-- START Data records --

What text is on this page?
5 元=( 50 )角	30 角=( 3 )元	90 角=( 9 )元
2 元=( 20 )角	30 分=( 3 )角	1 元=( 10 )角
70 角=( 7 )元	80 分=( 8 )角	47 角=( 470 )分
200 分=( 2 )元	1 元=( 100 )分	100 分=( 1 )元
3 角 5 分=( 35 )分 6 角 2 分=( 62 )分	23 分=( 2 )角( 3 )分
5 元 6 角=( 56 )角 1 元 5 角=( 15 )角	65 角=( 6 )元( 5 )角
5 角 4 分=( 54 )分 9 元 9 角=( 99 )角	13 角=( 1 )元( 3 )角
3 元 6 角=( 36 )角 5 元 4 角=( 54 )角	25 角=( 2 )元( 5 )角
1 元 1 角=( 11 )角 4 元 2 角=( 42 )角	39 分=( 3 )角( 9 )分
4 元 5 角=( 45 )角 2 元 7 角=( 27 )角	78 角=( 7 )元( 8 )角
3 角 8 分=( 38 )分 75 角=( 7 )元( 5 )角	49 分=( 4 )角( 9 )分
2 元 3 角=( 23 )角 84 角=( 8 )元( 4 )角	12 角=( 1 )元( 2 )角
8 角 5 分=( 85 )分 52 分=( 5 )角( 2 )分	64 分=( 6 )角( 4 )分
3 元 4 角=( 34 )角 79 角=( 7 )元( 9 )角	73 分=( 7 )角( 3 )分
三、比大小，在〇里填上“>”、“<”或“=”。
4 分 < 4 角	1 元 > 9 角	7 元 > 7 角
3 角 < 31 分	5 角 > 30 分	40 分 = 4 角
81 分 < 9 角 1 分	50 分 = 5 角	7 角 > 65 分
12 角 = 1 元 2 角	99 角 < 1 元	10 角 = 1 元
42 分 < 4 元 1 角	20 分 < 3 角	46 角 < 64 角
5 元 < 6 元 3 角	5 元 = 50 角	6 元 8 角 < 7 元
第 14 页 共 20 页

-- END Data records --

→ **Set task**
All entries must be repeated verbatim.

→ **Expected output**
What text is on this page?
5 元=( 50 )角	30 角=( 3 )元	90 角=( 9 )元
2 元=( 20 )角	30 分=( 3 )角	1 元=( 10 )角
70 角=( 7 )元	80 分=( 8 )角	47 角=( 470 )分
200 分=( 2 )元	1 元=( 100 )分	100 分=( 1 )元
3 角 5 分=( 35 )分 6 角 2 分=( 62 )分	23 分=( 2 )角( 3 )分
5 元 6 角=( 56 )角 1 元 5 角=( 15 )角	65 角=( 6 )元( 5 )角
5 角 4 分=( 54 )分 9 元 9 角=( 99 )角	13 角=( 1 )元( 3 )角
3 元 6 角=( 36 )角 5 元 4 角=( 54 )角	25 角=( 2 )元( 5 )角
1 元 1 角=( 11 )角 4 元 2 角=( 42 )角	39 分=( 3 )角( 9 )分
4 元 5 角=( 45 )角 2 元 7 角=( 27 )角	78 角=( 7 )元( 8 )角
3 角 8 分=( 38 )分 75 角=( 7 )元( 5 )角	49 分=( 4 )角( 9 )分
2 元 3 角=( 23 )角 84 角=( 8 )元( 4 )角	12 角=( 1 )元( 2 )角
8 角 5 分=( 85 )分 52 分=( 5 )角( 2 )分	64 分=( 6 )角( 4 )分
3 元 4 角=( 34 )角 79 角=( 7 )元( 9 )角	73 分=( 7 )角( 3 )分
三、比大小，在〇里填上“>”、“<”或“=”。
4 分 < 4 角	1 元 > 9 角	7 元 > 7 角
3 角 < 31 分	5 角 > 30 分	40 分 = 4 角
81 分 < 9 角 1 分	50 分 = 5 角	7 角 > 65 分
12 角 = 1 元 2 角	99 角 < 1 元	10 角 = 1 元
42 分 < 4 元 1 角	20 分 < 3 角	46 角 < 64 角
5 元 < 6 元 3 角	5 元 = 50 角	6 元 8 角 < 7 元
第 14 页 共 20 页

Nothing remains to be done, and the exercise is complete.